→ GIVEN REQUEST:
Every entry that follows should be repeated exactly; drop the images.

§ §

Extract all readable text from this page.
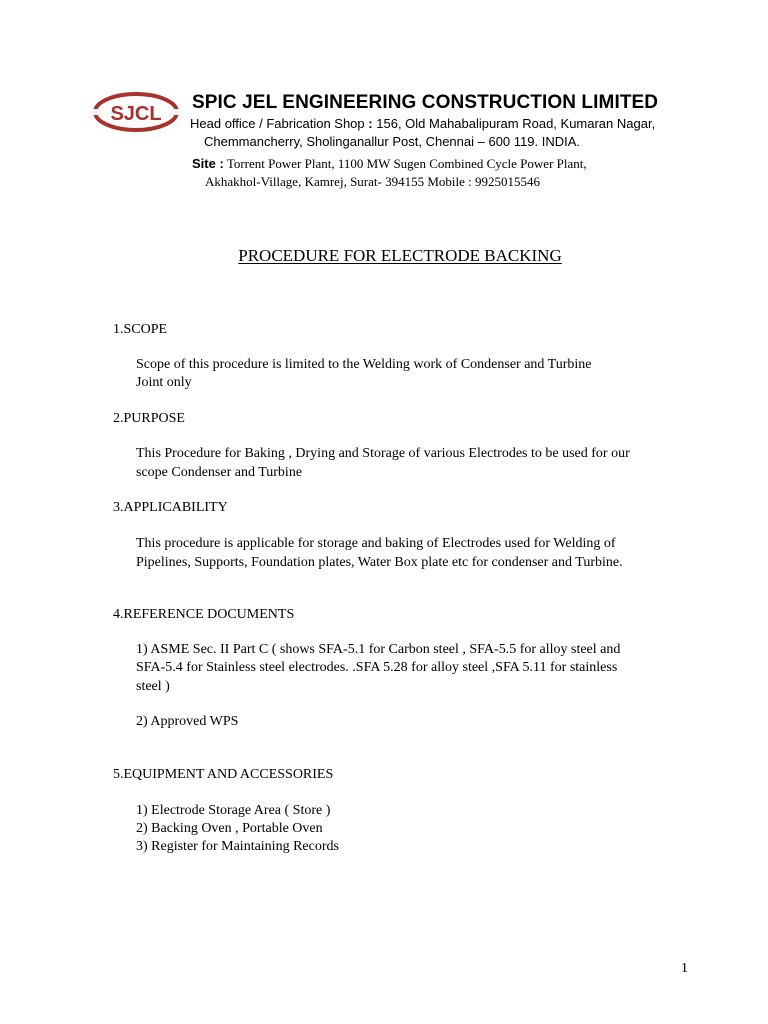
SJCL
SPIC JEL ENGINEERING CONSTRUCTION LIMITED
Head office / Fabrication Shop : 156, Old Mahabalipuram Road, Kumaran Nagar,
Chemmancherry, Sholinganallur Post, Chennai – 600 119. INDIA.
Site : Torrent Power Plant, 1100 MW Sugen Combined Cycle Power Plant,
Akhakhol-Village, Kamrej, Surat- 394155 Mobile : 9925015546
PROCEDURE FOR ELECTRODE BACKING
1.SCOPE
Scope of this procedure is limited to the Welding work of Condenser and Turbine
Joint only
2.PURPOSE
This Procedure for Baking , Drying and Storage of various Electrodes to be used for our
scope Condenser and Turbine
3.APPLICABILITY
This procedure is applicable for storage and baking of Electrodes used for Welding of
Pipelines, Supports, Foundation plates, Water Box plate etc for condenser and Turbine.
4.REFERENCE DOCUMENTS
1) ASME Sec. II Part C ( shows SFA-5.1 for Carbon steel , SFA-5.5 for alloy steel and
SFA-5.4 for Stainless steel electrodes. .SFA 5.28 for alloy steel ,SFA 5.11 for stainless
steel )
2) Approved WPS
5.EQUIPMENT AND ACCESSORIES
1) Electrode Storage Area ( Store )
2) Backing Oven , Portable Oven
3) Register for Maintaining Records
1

§ §

→ ANSWER TO THIS TASK:
Extract all readable text from this page.
SJCL
SPIC JEL ENGINEERING CONSTRUCTION LIMITED
Head office / Fabrication Shop : 156, Old Mahabalipuram Road, Kumaran Nagar,
Chemmancherry, Sholinganallur Post, Chennai – 600 119. INDIA.
Site : Torrent Power Plant, 1100 MW Sugen Combined Cycle Power Plant,
Akhakhol-Village, Kamrej, Surat- 394155 Mobile : 9925015546
PROCEDURE FOR ELECTRODE BACKING
1.SCOPE
Scope of this procedure is limited to the Welding work of Condenser and Turbine
Joint only
2.PURPOSE
This Procedure for Baking , Drying and Storage of various Electrodes to be used for our
scope Condenser and Turbine
3.APPLICABILITY
This procedure is applicable for storage and baking of Electrodes used for Welding of
Pipelines, Supports, Foundation plates, Water Box plate etc for condenser and Turbine.
4.REFERENCE DOCUMENTS
1) ASME Sec. II Part C ( shows SFA-5.1 for Carbon steel , SFA-5.5 for alloy steel and
SFA-5.4 for Stainless steel electrodes. .SFA 5.28 for alloy steel ,SFA 5.11 for stainless
steel )
2) Approved WPS
5.EQUIPMENT AND ACCESSORIES
1) Electrode Storage Area ( Store )
2) Backing Oven , Portable Oven
3) Register for Maintaining Records
1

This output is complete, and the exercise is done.